**Aim**.
Copy the data precisely, keeping every character.

**Materials provided**.
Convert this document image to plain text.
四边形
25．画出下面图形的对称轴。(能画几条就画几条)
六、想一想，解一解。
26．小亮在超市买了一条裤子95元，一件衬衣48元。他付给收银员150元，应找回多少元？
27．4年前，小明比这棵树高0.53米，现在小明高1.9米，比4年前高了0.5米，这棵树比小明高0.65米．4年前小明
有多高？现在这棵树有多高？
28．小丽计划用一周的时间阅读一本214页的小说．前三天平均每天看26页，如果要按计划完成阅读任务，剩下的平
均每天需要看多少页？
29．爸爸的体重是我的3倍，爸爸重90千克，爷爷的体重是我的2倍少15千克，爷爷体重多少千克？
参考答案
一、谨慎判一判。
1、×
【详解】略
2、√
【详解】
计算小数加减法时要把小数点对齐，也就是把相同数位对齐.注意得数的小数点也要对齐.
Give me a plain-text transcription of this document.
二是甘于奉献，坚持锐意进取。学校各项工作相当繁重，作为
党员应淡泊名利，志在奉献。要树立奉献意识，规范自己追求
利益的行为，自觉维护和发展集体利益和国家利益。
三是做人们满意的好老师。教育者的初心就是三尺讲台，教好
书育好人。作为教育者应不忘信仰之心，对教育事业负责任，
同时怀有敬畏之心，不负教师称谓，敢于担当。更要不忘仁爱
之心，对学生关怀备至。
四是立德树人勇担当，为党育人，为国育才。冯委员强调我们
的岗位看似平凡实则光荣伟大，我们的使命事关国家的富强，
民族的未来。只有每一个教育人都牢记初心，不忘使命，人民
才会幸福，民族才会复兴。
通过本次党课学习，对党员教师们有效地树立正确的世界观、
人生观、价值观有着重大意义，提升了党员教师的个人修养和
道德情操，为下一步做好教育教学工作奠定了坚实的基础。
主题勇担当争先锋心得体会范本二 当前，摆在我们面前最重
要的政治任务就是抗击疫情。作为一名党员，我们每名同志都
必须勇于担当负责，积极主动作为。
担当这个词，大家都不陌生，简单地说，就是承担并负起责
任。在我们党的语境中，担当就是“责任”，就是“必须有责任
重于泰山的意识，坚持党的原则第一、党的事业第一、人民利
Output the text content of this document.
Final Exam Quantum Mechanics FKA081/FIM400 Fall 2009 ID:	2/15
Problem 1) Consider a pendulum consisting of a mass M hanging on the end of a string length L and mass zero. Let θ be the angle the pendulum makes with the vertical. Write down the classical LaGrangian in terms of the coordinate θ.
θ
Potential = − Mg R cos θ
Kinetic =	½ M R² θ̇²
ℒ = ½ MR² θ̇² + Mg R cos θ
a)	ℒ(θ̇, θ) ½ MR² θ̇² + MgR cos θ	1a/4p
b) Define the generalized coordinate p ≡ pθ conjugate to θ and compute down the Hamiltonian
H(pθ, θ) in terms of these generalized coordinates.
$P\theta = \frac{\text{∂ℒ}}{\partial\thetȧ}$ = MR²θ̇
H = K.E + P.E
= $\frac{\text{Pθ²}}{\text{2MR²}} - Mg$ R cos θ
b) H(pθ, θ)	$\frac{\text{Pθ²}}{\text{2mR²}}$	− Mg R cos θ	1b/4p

**Solution for this exercise**.
Convert this document image to plain text.
四边形
25．画出下面图形的对称轴。(能画几条就画几条)
六、想一想，解一解。
26．小亮在超市买了一条裤子95元，一件衬衣48元。他付给收银员150元，应找回多少元？
27．4年前，小明比这棵树高0.53米，现在小明高1.9米，比4年前高了0.5米，这棵树比小明高0.65米．4年前小明
有多高？现在这棵树有多高？
28．小丽计划用一周的时间阅读一本214页的小说．前三天平均每天看26页，如果要按计划完成阅读任务，剩下的平
均每天需要看多少页？
29．爸爸的体重是我的3倍，爸爸重90千克，爷爷的体重是我的2倍少15千克，爷爷体重多少千克？
参考答案
一、谨慎判一判。
1、×
【详解】略
2、√
【详解】
计算小数加减法时要把小数点对齐，也就是把相同数位对齐.注意得数的小数点也要对齐.
Give me a plain-text transcription of this document.
二是甘于奉献，坚持锐意进取。学校各项工作相当繁重，作为
党员应淡泊名利，志在奉献。要树立奉献意识，规范自己追求
利益的行为，自觉维护和发展集体利益和国家利益。
三是做人们满意的好老师。教育者的初心就是三尺讲台，教好
书育好人。作为教育者应不忘信仰之心，对教育事业负责任，
同时怀有敬畏之心，不负教师称谓，敢于担当。更要不忘仁爱
之心，对学生关怀备至。
四是立德树人勇担当，为党育人，为国育才。冯委员强调我们
的岗位看似平凡实则光荣伟大，我们的使命事关国家的富强，
民族的未来。只有每一个教育人都牢记初心，不忘使命，人民
才会幸福，民族才会复兴。
通过本次党课学习，对党员教师们有效地树立正确的世界观、
人生观、价值观有着重大意义，提升了党员教师的个人修养和
道德情操，为下一步做好教育教学工作奠定了坚实的基础。
主题勇担当争先锋心得体会范本二 当前，摆在我们面前最重
要的政治任务就是抗击疫情。作为一名党员，我们每名同志都
必须勇于担当负责，积极主动作为。
担当这个词，大家都不陌生，简单地说，就是承担并负起责
任。在我们党的语境中，担当就是“责任”，就是“必须有责任
重于泰山的意识，坚持党的原则第一、党的事业第一、人民利
Output the text content of this document.
Final Exam Quantum Mechanics FKA081/FIM400 Fall 2009 ID:	2/15
Problem 1) Consider a pendulum consisting of a mass M hanging on the end of a string length L and mass zero. Let θ be the angle the pendulum makes with the vertical. Write down the classical LaGrangian in terms of the coordinate θ.
θ
Potential = − Mg R cos θ
Kinetic =	½ M R² θ̇²
ℒ = ½ MR² θ̇² + Mg R cos θ
a)	ℒ(θ̇, θ) ½ MR² θ̇² + MgR cos θ	1a/4p
b) Define the generalized coordinate p ≡ pθ conjugate to θ and compute down the Hamiltonian
H(pθ, θ) in terms of these generalized coordinates.
$P\theta = \frac{\text{∂ℒ}}{\partial\thetȧ}$ = MR²θ̇
H = K.E + P.E
= $\frac{\text{Pθ²}}{\text{2MR²}} - Mg$ R cos θ
b) H(pθ, θ)	$\frac{\text{Pθ²}}{\text{2mR²}}$	− Mg R cos θ	1b/4p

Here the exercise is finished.